Data extracted from a collection:
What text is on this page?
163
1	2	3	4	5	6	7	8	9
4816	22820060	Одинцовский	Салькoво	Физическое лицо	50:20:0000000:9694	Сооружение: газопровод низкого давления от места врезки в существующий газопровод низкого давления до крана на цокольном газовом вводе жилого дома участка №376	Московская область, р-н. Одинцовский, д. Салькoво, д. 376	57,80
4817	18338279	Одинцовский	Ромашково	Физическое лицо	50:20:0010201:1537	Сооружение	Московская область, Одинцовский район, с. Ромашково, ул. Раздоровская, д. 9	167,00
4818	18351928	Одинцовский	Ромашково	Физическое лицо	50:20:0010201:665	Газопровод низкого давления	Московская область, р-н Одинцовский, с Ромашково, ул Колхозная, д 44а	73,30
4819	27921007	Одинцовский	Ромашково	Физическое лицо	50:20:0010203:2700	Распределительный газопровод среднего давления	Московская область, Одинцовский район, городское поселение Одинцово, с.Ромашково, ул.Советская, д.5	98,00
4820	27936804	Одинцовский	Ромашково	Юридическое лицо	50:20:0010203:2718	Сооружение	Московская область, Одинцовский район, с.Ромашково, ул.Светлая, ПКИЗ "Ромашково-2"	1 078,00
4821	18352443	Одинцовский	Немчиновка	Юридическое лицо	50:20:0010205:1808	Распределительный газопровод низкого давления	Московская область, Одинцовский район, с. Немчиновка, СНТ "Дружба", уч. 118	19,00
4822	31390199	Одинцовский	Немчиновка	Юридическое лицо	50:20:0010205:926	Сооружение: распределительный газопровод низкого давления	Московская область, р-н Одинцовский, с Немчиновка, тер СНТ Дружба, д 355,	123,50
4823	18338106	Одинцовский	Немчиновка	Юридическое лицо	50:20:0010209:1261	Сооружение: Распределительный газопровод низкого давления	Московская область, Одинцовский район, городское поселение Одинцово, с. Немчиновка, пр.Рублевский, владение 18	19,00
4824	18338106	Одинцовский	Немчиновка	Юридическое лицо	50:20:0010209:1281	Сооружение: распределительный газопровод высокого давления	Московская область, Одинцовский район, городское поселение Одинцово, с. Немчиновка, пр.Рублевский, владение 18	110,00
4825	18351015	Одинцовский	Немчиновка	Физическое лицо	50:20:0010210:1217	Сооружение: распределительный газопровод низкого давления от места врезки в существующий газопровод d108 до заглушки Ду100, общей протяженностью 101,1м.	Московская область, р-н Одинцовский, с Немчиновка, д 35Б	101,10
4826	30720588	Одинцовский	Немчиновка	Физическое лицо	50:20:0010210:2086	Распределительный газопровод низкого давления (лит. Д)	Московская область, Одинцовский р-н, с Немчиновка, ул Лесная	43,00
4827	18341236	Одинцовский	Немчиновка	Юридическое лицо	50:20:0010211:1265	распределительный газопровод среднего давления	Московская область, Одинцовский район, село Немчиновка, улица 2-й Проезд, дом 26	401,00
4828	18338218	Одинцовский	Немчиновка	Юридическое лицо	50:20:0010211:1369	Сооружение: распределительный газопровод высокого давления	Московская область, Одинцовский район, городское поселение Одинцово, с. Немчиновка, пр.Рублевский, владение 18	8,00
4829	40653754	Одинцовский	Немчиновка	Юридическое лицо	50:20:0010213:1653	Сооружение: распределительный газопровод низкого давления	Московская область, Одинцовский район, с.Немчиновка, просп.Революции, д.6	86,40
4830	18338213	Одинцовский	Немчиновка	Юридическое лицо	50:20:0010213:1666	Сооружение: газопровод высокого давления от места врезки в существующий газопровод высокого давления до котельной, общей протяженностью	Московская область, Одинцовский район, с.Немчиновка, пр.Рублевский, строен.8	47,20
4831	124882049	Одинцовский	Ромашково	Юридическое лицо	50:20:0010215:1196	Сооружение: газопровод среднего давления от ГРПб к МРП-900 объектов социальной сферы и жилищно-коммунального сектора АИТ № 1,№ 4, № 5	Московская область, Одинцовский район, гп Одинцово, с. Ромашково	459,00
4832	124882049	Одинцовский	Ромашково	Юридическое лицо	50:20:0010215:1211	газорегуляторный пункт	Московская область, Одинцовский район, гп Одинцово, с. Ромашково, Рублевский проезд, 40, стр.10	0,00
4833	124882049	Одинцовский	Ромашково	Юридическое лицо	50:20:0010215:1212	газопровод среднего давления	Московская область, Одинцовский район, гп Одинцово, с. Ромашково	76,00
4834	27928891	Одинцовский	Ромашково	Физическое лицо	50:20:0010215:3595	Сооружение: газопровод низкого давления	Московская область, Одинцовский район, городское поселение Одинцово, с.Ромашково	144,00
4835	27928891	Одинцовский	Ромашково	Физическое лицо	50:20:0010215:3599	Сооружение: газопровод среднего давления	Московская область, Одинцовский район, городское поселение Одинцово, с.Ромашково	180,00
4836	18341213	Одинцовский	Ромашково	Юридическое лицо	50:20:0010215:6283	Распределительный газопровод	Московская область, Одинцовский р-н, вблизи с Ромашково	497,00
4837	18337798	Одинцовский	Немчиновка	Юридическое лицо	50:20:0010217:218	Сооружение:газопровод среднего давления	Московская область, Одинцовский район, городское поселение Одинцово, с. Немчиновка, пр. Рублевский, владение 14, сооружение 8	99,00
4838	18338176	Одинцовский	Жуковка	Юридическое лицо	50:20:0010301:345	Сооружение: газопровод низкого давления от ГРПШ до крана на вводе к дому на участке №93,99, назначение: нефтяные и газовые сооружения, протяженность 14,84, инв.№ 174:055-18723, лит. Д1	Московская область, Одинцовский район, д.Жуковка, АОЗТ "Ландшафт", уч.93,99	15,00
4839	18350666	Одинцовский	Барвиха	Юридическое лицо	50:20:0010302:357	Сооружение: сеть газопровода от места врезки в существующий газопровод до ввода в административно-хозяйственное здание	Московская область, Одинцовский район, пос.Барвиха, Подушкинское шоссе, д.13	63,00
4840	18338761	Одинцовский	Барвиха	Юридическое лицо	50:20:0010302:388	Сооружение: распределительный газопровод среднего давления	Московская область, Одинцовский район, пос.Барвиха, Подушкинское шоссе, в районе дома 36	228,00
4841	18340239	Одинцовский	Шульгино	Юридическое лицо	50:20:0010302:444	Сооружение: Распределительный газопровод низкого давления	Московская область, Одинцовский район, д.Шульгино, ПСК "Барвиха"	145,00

> [Job]: Copy out each line of the entries that holds "дома".

> [Exercise answer]:
4816	22820060	Одинцовский	Салькoво	Физическое лицо	50:20:0000000:9694	Сооружение: газопровод низкого давления от места врезки в существующий газопровод низкого давления до крана на цокольном газовом вводе жилого дома участка №376	Московская область, р-н. Одинцовский, д. Салькoво, д. 376	57,80
4840	18338761	Одинцовский	Барвиха	Юридическое лицо	50:20:0010302:388	Сооружение: распределительный газопровод среднего давления	Московская область, Одинцовский район, пос.Барвиха, Подушкинское шоссе, в районе дома 36	228,00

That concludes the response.